# TASK INPUT
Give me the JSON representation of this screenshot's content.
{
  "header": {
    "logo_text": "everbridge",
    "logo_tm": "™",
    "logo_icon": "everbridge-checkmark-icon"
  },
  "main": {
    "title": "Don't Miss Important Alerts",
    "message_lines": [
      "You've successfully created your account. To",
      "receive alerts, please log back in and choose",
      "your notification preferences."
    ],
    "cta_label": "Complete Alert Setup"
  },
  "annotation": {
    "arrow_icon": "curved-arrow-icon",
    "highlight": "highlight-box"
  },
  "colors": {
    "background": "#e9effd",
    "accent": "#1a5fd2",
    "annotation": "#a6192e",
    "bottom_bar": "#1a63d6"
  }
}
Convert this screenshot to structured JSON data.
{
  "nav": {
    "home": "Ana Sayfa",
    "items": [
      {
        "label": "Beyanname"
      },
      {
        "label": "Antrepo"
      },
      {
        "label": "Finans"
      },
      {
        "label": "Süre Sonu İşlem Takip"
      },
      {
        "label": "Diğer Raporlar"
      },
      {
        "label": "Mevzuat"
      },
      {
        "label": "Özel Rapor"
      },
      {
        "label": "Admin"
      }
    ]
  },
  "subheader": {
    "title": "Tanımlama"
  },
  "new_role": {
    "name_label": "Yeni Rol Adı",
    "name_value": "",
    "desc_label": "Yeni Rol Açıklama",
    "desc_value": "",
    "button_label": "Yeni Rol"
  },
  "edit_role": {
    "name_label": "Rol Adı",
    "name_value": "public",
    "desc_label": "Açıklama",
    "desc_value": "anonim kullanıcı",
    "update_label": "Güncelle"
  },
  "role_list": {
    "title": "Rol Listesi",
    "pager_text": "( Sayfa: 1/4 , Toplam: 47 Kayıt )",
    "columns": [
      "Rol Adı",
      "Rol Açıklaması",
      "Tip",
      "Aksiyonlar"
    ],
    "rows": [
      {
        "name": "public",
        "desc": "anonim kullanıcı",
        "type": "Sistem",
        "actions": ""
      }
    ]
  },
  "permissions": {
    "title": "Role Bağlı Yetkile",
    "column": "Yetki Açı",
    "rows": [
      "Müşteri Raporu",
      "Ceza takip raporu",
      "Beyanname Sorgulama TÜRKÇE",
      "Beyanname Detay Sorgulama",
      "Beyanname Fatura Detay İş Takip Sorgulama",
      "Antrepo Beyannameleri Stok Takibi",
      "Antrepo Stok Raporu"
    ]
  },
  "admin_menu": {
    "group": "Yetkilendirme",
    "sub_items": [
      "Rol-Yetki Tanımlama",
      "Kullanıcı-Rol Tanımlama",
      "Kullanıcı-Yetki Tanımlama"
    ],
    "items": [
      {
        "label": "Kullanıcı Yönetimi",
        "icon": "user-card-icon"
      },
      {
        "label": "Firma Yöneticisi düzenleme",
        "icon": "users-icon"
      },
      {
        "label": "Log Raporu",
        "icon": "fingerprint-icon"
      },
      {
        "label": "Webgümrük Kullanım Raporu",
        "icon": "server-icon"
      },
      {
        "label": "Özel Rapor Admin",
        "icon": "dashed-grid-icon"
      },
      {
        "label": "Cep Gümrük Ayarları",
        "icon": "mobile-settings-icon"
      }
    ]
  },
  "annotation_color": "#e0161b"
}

# EXERCISE AIM
Please copy out each record, character for character.

# EXERCISE SOLUTION
Give me the JSON representation of this screenshot's content.
{
  "header": {
    "logo_text": "everbridge",
    "logo_tm": "™",
    "logo_icon": "everbridge-checkmark-icon"
  },
  "main": {
    "title": "Don't Miss Important Alerts",
    "message_lines": [
      "You've successfully created your account. To",
      "receive alerts, please log back in and choose",
      "your notification preferences."
    ],
    "cta_label": "Complete Alert Setup"
  },
  "annotation": {
    "arrow_icon": "curved-arrow-icon",
    "highlight": "highlight-box"
  },
  "colors": {
    "background": "#e9effd",
    "accent": "#1a5fd2",
    "annotation": "#a6192e",
    "bottom_bar": "#1a63d6"
  }
}
Convert this screenshot to structured JSON data.
{
  "nav": {
    "home": "Ana Sayfa",
    "items": [
      {
        "label": "Beyanname"
      },
      {
        "label": "Antrepo"
      },
      {
        "label": "Finans"
      },
      {
        "label": "Süre Sonu İşlem Takip"
      },
      {
        "label": "Diğer Raporlar"
      },
      {
        "label": "Mevzuat"
      },
      {
        "label": "Özel Rapor"
      },
      {
        "label": "Admin"
      }
    ]
  },
  "subheader": {
    "title": "Tanımlama"
  },
  "new_role": {
    "name_label": "Yeni Rol Adı",
    "name_value": "",
    "desc_label": "Yeni Rol Açıklama",
    "desc_value": "",
    "button_label": "Yeni Rol"
  },
  "edit_role": {
    "name_label": "Rol Adı",
    "name_value": "public",
    "desc_label": "Açıklama",
    "desc_value": "anonim kullanıcı",
    "update_label": "Güncelle"
  },
  "role_list": {
    "title": "Rol Listesi",
    "pager_text": "( Sayfa: 1/4 , Toplam: 47 Kayıt )",
    "columns": [
      "Rol Adı",
      "Rol Açıklaması",
      "Tip",
      "Aksiyonlar"
    ],
    "rows": [
      {
        "name": "public",
        "desc": "anonim kullanıcı",
        "type": "Sistem",
        "actions": ""
      }
    ]
  },
  "permissions": {
    "title": "Role Bağlı Yetkile",
    "column": "Yetki Açı",
    "rows": [
      "Müşteri Raporu",
      "Ceza takip raporu",
      "Beyanname Sorgulama TÜRKÇE",
      "Beyanname Detay Sorgulama",
      "Beyanname Fatura Detay İş Takip Sorgulama",
      "Antrepo Beyannameleri Stok Takibi",
      "Antrepo Stok Raporu"
    ]
  },
  "admin_menu": {
    "group": "Yetkilendirme",
    "sub_items": [
      "Rol-Yetki Tanımlama",
      "Kullanıcı-Rol Tanımlama",
      "Kullanıcı-Yetki Tanımlama"
    ],
    "items": [
      {
        "label": "Kullanıcı Yönetimi",
        "icon": "user-card-icon"
      },
      {
        "label": "Firma Yöneticisi düzenleme",
        "icon": "users-icon"
      },
      {
        "label": "Log Raporu",
        "icon": "fingerprint-icon"
      },
      {
        "label": "Webgümrük Kullanım Raporu",
        "icon": "server-icon"
      },
      {
        "label": "Özel Rapor Admin",
        "icon": "dashed-grid-icon"
      },
      {
        "label": "Cep Gümrük Ayarları",
        "icon": "mobile-settings-icon"
      }
    ]
  },
  "annotation_color": "#e0161b"
}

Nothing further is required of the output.